Description of the task:
Every line that holds "example" should be shown.
──────── Records for the exercise
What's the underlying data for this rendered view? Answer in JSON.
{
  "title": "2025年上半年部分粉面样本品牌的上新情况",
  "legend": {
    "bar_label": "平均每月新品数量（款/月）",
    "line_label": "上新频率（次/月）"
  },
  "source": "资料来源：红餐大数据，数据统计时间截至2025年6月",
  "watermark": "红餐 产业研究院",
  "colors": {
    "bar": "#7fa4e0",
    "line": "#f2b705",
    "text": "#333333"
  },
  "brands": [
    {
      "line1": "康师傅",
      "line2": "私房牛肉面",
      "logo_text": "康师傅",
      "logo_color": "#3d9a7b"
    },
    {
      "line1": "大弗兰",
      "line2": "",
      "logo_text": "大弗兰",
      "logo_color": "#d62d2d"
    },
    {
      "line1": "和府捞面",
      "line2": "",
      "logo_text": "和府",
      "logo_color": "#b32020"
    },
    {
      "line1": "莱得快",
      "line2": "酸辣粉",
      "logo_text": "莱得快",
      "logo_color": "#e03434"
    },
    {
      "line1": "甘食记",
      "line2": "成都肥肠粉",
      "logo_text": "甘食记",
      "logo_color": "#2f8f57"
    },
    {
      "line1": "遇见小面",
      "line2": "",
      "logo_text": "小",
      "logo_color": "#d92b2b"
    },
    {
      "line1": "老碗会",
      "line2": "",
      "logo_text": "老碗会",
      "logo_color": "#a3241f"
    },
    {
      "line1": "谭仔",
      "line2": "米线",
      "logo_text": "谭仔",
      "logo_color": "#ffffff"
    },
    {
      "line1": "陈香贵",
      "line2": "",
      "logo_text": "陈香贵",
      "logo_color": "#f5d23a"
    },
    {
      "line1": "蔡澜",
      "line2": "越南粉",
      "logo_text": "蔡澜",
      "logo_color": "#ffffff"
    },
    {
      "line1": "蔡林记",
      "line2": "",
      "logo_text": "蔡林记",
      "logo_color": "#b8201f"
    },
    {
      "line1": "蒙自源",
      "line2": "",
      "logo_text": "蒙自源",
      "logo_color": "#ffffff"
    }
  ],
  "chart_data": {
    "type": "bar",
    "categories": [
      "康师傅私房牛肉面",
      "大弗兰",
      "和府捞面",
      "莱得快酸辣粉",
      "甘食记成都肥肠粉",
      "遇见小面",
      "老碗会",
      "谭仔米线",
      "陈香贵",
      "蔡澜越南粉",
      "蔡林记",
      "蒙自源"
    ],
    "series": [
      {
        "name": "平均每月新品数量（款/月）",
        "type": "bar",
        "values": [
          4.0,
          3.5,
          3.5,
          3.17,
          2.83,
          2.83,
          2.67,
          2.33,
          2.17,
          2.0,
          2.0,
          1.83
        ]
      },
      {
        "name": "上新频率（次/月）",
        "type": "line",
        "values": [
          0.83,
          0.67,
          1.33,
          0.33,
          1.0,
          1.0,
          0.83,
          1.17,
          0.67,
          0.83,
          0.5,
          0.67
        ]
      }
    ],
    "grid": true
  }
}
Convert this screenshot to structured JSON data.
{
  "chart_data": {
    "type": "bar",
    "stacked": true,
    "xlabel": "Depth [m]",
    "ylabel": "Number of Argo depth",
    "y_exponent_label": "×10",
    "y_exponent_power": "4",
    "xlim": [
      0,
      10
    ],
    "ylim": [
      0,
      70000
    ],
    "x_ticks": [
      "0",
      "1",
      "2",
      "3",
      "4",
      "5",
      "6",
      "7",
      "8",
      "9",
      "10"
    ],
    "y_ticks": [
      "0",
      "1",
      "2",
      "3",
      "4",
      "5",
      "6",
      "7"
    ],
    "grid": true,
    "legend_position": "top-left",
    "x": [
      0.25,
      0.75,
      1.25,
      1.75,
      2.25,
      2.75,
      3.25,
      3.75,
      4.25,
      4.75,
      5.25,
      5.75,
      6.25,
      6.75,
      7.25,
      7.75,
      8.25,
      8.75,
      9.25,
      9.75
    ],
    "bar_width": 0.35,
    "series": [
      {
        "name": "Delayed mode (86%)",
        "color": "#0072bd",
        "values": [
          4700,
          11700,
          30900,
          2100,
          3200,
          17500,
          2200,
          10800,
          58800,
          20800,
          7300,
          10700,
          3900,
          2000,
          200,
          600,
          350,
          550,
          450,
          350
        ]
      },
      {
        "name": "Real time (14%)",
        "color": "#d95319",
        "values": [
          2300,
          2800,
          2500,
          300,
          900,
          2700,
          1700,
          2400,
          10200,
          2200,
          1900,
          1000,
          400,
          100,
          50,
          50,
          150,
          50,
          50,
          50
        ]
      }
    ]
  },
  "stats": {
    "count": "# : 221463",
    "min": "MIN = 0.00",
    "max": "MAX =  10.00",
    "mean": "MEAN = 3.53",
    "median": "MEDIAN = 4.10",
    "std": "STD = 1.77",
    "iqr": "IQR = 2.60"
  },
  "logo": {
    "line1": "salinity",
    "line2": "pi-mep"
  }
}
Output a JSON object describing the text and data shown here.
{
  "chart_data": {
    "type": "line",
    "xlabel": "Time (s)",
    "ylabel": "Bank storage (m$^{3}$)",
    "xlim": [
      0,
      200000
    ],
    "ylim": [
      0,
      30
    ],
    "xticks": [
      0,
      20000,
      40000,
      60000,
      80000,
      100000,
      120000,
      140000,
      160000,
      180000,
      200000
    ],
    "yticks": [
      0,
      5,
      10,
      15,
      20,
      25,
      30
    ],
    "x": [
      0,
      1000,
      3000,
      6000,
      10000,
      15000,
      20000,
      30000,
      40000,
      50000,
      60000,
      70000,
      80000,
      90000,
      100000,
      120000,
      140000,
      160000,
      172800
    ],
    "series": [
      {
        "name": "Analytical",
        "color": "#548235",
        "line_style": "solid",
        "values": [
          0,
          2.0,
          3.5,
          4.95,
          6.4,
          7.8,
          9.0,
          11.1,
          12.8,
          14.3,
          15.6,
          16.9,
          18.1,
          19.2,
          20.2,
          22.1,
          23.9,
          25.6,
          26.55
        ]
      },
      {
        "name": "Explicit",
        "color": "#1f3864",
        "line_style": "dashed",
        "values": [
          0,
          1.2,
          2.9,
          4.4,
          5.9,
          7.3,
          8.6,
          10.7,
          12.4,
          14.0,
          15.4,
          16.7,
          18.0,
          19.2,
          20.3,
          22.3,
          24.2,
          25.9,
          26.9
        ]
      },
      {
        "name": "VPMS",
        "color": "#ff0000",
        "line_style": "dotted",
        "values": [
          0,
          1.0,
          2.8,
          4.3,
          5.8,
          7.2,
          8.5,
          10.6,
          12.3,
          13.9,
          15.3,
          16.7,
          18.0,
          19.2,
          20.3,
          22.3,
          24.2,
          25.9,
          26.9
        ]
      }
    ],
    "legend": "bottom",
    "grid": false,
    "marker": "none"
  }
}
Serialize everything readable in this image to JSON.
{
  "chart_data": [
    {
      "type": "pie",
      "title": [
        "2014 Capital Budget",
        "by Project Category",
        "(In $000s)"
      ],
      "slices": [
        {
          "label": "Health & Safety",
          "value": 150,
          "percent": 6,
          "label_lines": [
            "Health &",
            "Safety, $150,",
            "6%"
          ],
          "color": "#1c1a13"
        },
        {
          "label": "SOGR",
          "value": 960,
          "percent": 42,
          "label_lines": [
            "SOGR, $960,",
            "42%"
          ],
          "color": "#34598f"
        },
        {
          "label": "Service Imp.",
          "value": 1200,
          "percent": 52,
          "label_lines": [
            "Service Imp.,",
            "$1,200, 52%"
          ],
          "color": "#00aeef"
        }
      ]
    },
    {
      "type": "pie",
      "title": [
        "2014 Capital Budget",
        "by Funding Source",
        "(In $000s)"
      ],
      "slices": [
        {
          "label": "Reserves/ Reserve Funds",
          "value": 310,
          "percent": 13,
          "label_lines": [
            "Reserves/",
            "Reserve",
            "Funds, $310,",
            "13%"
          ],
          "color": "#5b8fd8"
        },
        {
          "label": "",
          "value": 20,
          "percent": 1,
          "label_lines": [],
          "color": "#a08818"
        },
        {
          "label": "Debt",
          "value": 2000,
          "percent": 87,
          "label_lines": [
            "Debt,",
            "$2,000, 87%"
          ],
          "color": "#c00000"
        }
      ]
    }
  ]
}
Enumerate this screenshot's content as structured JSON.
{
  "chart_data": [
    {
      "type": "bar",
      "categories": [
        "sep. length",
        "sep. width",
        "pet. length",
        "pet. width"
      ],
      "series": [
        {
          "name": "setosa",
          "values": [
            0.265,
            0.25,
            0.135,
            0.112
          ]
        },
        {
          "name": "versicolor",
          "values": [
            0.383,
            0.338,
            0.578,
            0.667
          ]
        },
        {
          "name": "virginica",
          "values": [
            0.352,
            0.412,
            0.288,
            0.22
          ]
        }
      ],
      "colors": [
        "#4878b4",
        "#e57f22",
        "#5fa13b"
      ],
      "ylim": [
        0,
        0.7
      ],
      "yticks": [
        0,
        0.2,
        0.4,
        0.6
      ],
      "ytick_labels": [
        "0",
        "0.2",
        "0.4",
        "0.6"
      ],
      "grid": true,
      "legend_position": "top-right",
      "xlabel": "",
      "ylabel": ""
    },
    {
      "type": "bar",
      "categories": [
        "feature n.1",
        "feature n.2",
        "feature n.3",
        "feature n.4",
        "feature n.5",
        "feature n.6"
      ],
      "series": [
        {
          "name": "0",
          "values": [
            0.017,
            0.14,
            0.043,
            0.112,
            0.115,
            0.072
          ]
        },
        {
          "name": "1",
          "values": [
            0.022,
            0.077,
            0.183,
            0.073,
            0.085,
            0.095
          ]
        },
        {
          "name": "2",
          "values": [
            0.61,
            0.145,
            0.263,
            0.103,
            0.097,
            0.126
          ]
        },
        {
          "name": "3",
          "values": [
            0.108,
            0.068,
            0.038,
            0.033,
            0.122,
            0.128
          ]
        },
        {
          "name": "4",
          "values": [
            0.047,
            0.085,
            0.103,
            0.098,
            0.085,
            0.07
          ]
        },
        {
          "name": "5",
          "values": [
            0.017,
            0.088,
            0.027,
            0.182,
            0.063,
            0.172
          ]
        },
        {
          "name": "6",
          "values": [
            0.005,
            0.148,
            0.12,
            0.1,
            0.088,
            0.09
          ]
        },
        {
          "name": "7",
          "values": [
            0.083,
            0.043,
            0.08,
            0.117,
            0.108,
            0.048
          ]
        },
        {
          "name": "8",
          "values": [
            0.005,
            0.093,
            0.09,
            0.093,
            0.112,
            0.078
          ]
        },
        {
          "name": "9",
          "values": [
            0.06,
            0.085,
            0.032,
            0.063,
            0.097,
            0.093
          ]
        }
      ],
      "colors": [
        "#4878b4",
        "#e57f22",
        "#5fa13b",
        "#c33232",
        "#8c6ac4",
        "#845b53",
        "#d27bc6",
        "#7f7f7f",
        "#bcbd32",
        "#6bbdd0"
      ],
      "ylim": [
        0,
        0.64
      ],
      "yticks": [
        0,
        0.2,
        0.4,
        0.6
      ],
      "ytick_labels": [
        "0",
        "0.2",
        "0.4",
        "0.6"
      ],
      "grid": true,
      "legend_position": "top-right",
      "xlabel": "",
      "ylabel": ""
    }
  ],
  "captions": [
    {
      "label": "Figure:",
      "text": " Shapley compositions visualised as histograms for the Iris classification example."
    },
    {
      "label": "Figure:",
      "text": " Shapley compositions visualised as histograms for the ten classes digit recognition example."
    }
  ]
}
────────────────
Task output:
      "text": " Shapley compositions visualised as histograms for the Iris classification example."
      "text": " Shapley compositions visualised as histograms for the ten classes digit recognition example."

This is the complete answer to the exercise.